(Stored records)
- - - - -
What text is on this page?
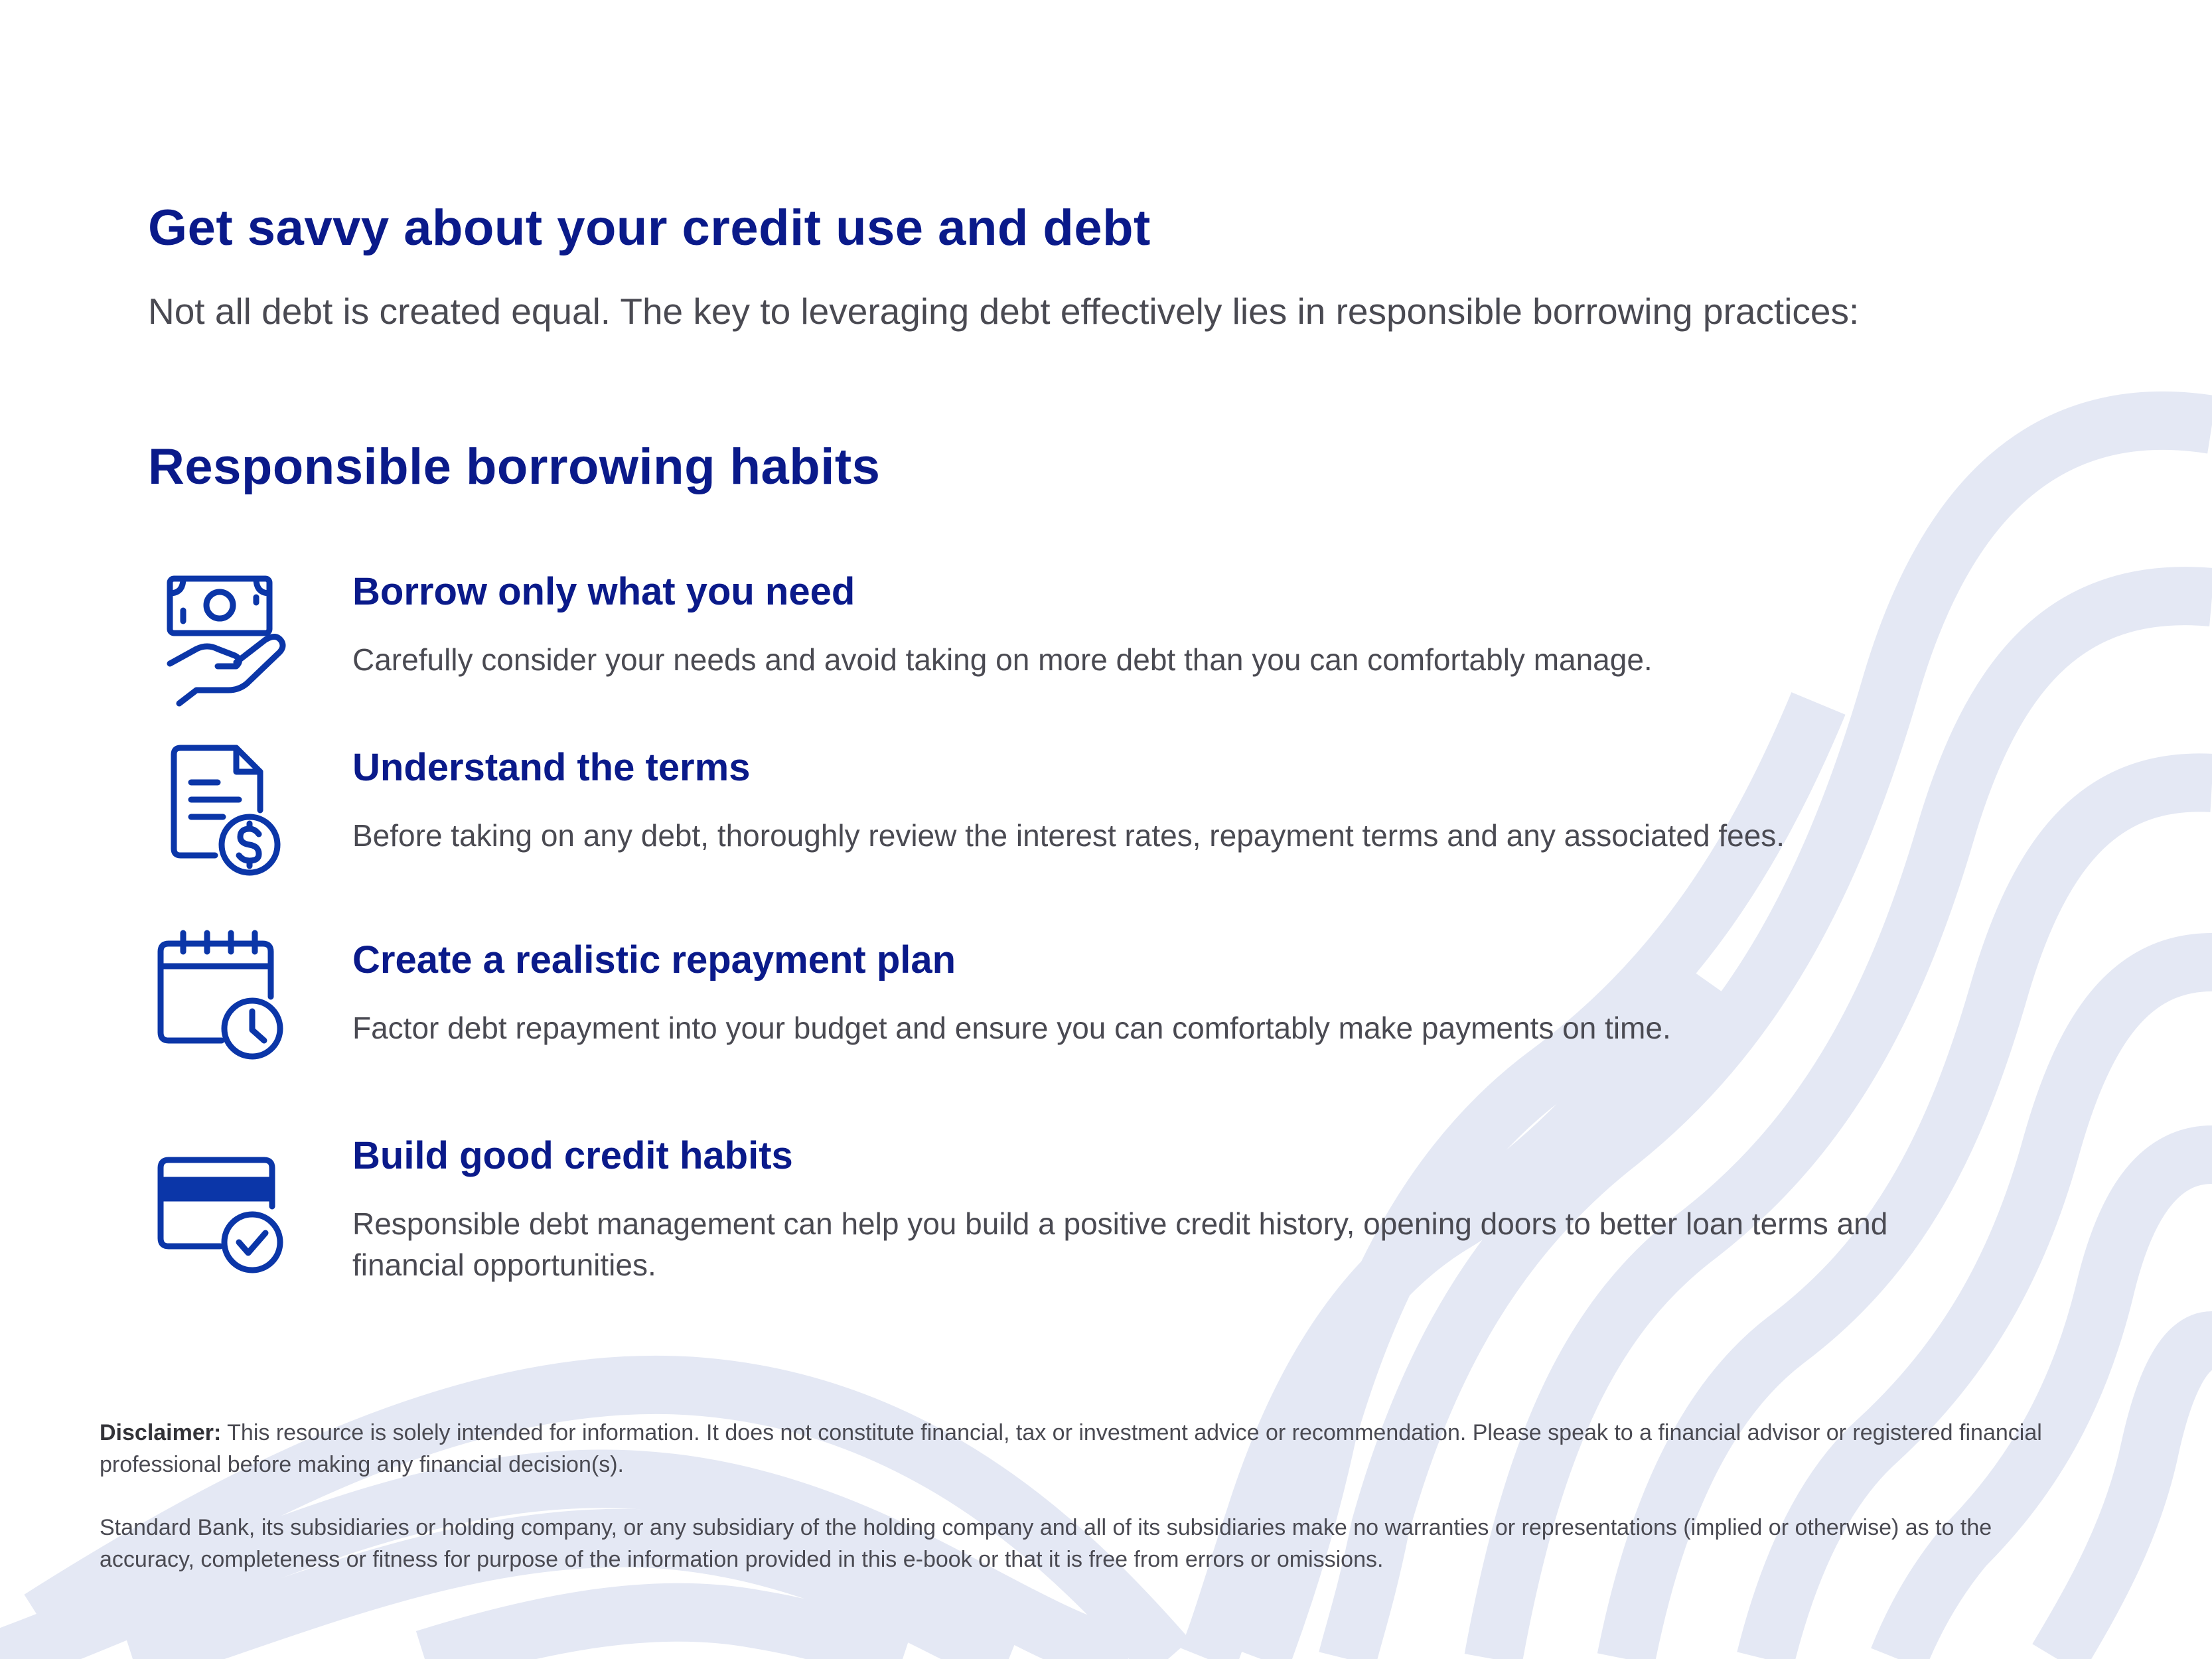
Get savvy about your credit use and debt

Not all debt is created equal. The key to leveraging debt effectively lies in responsible borrowing practices:

Responsible borrowing habits
Borrow only what you need

Carefully consider your needs and avoid taking on more debt than you can comfortably manage.

Understand the terms

Before taking on any debt, thoroughly review the interest rates, repayment terms and any associated fees.

Create a realistic repayment plan

Factor debt repayment into your budget and ensure you can comfortably make payments on time.

Build good credit habits

Responsible debt management can help you build a positive credit history, opening doors to better loan terms and financial opportunities.

Disclaimer: This resource is solely intended for information. It does not constitute financial, tax or investment advice or recommendation. Please speak to a financial advisor or registered financial professional before making any financial decision(s).

Standard Bank, its subsidiaries or holding company, or any subsidiary of the holding company and all of its subsidiaries make no warranties or representations (implied or otherwise) as to the accuracy, completeness or fitness for purpose of the information provided in this e-book or that it is free from errors or omissions.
- - - - -
(Stated task) Above are records to transcribe exactly; leave their pictures out.

(Exercise response)
What text is on this page?
Get savvy about your credit use and debt

Not all debt is created equal. The key to leveraging debt effectively lies in responsible borrowing practices:

Responsible borrowing habits
Borrow only what you need

Carefully consider your needs and avoid taking on more debt than you can comfortably manage.

Understand the terms

Before taking on any debt, thoroughly review the interest rates, repayment terms and any associated fees.

Create a realistic repayment plan

Factor debt repayment into your budget and ensure you can comfortably make payments on time.

Build good credit habits

Responsible debt management can help you build a positive credit history, opening doors to better loan terms and financial opportunities.

Disclaimer: This resource is solely intended for information. It does not constitute financial, tax or investment advice or recommendation. Please speak to a financial advisor or registered financial professional before making any financial decision(s).

Standard Bank, its subsidiaries or holding company, or any subsidiary of the holding company and all of its subsidiaries make no warranties or representations (implied or otherwise) as to the accuracy, completeness or fitness for purpose of the information provided in this e-book or that it is free from errors or omissions.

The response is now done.